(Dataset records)
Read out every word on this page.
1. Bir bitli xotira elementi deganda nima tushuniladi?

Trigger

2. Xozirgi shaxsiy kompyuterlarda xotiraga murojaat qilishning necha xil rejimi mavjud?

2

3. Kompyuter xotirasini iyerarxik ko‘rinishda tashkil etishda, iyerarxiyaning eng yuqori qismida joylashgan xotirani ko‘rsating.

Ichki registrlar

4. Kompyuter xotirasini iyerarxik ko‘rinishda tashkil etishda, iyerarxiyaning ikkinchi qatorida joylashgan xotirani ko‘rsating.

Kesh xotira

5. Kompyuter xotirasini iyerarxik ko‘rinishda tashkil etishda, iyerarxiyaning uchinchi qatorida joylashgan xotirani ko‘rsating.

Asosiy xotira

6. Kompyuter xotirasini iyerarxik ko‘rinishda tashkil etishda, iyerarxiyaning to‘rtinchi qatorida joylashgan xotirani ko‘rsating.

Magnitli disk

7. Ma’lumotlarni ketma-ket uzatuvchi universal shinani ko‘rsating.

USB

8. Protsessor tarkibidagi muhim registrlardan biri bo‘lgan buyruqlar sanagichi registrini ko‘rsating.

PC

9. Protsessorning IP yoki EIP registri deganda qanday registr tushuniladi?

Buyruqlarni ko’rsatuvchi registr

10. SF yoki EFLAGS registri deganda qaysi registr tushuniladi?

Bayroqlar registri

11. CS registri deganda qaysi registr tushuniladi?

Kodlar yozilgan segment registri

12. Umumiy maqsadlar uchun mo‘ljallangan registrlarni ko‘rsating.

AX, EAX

--- TO DO ---
Please reproduce every line of the material word for word.

--- THE RESULT ---
Read out every word on this page.
1. Bir bitli xotira elementi deganda nima tushuniladi?

Trigger

2. Xozirgi shaxsiy kompyuterlarda xotiraga murojaat qilishning necha xil rejimi mavjud?

2

3. Kompyuter xotirasini iyerarxik ko‘rinishda tashkil etishda, iyerarxiyaning eng yuqori qismida joylashgan xotirani ko‘rsating.

Ichki registrlar

4. Kompyuter xotirasini iyerarxik ko‘rinishda tashkil etishda, iyerarxiyaning ikkinchi qatorida joylashgan xotirani ko‘rsating.

Kesh xotira

5. Kompyuter xotirasini iyerarxik ko‘rinishda tashkil etishda, iyerarxiyaning uchinchi qatorida joylashgan xotirani ko‘rsating.

Asosiy xotira

6. Kompyuter xotirasini iyerarxik ko‘rinishda tashkil etishda, iyerarxiyaning to‘rtinchi qatorida joylashgan xotirani ko‘rsating.

Magnitli disk

7. Ma’lumotlarni ketma-ket uzatuvchi universal shinani ko‘rsating.

USB

8. Protsessor tarkibidagi muhim registrlardan biri bo‘lgan buyruqlar sanagichi registrini ko‘rsating.

PC

9. Protsessorning IP yoki EIP registri deganda qanday registr tushuniladi?

Buyruqlarni ko’rsatuvchi registr

10. SF yoki EFLAGS registri deganda qaysi registr tushuniladi?

Bayroqlar registri

11. CS registri deganda qaysi registr tushuniladi?

Kodlar yozilgan segment registri

12. Umumiy maqsadlar uchun mo‘ljallangan registrlarni ko‘rsating.

AX, EAX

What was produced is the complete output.